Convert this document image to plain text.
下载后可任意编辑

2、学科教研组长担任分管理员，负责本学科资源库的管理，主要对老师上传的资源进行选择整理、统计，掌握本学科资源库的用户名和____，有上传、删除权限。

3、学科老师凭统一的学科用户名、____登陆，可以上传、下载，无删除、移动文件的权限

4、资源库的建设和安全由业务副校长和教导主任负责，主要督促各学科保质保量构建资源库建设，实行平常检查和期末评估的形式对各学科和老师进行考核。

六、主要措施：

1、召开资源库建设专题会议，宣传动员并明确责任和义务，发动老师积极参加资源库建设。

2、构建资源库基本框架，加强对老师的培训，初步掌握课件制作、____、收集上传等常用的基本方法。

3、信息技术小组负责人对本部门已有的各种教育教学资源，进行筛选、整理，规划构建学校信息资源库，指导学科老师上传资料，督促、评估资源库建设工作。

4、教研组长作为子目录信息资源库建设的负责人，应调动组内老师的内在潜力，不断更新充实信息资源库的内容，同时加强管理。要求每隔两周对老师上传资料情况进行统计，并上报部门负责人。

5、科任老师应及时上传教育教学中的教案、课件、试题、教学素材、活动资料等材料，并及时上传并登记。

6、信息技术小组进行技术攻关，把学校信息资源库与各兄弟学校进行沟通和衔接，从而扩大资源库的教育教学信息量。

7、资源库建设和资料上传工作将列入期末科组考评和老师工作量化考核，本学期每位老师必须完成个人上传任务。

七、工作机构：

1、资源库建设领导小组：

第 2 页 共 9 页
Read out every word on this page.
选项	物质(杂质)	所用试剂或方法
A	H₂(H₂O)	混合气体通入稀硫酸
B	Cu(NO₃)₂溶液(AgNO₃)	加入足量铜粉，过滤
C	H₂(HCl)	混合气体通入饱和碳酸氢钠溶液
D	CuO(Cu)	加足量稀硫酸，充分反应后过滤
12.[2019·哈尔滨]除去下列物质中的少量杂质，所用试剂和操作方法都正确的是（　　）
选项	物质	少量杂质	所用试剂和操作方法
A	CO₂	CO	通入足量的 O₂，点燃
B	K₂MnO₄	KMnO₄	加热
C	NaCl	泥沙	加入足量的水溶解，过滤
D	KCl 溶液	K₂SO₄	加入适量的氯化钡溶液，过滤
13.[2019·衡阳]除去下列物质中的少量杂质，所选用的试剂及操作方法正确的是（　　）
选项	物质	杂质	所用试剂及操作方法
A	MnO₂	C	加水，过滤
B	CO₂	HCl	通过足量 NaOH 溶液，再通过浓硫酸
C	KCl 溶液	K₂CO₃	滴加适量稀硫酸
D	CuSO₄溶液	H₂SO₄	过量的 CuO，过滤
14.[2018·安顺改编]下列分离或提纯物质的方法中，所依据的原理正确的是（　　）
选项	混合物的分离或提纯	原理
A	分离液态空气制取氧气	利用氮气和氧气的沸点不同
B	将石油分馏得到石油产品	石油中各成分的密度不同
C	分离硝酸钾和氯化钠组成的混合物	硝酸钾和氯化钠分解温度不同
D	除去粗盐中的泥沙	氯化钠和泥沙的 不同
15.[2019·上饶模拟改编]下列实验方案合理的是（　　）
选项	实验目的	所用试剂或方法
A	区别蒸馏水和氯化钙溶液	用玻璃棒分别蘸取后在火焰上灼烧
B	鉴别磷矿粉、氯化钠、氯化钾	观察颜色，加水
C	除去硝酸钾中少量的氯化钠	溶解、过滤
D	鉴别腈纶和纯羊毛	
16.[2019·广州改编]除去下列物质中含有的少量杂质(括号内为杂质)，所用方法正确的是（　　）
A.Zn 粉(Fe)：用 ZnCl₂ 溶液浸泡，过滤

━━━━━━━━

• Written request: Only the number is required: the count of lines containing the word "除去下列物质中的少量杂质".

• Full solution: 2